── Data listing ──

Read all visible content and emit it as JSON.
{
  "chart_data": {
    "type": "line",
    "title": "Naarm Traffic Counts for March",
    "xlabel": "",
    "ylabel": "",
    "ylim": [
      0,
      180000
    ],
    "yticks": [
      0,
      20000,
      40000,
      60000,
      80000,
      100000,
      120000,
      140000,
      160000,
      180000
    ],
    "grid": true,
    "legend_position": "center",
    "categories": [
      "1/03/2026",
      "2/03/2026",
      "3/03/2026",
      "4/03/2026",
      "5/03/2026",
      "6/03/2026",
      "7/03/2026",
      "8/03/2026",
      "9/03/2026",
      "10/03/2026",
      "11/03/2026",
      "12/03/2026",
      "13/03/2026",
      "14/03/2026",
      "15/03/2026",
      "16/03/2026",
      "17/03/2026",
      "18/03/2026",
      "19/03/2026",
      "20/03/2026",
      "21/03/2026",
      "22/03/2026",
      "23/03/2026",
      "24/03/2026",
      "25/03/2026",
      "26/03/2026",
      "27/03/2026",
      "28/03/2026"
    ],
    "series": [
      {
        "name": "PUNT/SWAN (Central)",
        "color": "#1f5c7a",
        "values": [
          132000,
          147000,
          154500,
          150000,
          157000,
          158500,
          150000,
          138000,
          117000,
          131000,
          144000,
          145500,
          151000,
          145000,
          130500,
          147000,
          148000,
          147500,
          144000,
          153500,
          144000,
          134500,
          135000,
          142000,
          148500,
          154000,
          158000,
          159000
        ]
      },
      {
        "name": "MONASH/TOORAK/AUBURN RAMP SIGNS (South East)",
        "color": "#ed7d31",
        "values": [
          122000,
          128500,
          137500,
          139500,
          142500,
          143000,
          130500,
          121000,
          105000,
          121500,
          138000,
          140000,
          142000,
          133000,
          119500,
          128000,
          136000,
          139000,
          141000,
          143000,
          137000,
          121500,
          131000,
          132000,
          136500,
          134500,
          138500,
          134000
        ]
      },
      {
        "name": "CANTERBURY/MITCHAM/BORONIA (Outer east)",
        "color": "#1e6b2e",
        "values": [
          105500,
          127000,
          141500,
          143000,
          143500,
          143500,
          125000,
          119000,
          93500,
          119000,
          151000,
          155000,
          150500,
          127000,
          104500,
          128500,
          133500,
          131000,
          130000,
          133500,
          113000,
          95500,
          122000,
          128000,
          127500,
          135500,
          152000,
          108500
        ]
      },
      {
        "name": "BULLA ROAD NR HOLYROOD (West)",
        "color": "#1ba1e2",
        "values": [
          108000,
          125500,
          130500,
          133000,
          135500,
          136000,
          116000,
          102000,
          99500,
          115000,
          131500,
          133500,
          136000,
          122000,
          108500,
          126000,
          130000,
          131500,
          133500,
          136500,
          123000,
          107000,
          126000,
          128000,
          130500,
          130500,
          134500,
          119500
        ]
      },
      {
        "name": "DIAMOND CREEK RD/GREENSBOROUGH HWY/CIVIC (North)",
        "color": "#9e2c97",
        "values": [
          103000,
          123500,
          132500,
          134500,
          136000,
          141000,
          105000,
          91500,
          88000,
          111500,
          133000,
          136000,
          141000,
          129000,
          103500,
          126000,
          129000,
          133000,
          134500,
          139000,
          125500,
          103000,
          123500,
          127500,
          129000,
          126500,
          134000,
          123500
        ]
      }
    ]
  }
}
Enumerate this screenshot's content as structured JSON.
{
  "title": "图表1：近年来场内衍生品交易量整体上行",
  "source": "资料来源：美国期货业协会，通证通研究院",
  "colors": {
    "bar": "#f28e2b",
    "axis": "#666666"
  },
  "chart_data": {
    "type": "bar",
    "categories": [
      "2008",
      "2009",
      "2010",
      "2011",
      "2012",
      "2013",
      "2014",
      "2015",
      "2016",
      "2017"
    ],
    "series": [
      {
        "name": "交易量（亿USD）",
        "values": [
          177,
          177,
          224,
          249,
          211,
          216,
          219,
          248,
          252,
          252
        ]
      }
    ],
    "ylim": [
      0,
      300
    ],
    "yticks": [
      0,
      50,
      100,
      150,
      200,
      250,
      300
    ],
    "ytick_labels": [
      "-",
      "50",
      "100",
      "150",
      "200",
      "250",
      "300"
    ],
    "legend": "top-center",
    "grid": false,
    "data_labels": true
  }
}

───

• Set problem: Nothing but the lines from the one with "Enumerate this screenshot's" through the last line should be repeated, each exactly as it stands.

• Full output:
Enumerate this screenshot's content as structured JSON.
{
  "title": "图表1：近年来场内衍生品交易量整体上行",
  "source": "资料来源：美国期货业协会，通证通研究院",
  "colors": {
    "bar": "#f28e2b",
    "axis": "#666666"
  },
  "chart_data": {
    "type": "bar",
    "categories": [
      "2008",
      "2009",
      "2010",
      "2011",
      "2012",
      "2013",
      "2014",
      "2015",
      "2016",
      "2017"
    ],
    "series": [
      {
        "name": "交易量（亿USD）",
        "values": [
          177,
          177,
          224,
          249,
          211,
          216,
          219,
          248,
          252,
          252
        ]
      }
    ],
    "ylim": [
      0,
      300
    ],
    "yticks": [
      0,
      50,
      100,
      150,
      200,
      250,
      300
    ],
    "ytick_labels": [
      "-",
      "50",
      "100",
      "150",
      "200",
      "250",
      "300"
    ],
    "legend": "top-center",
    "grid": false,
    "data_labels": true
  }
}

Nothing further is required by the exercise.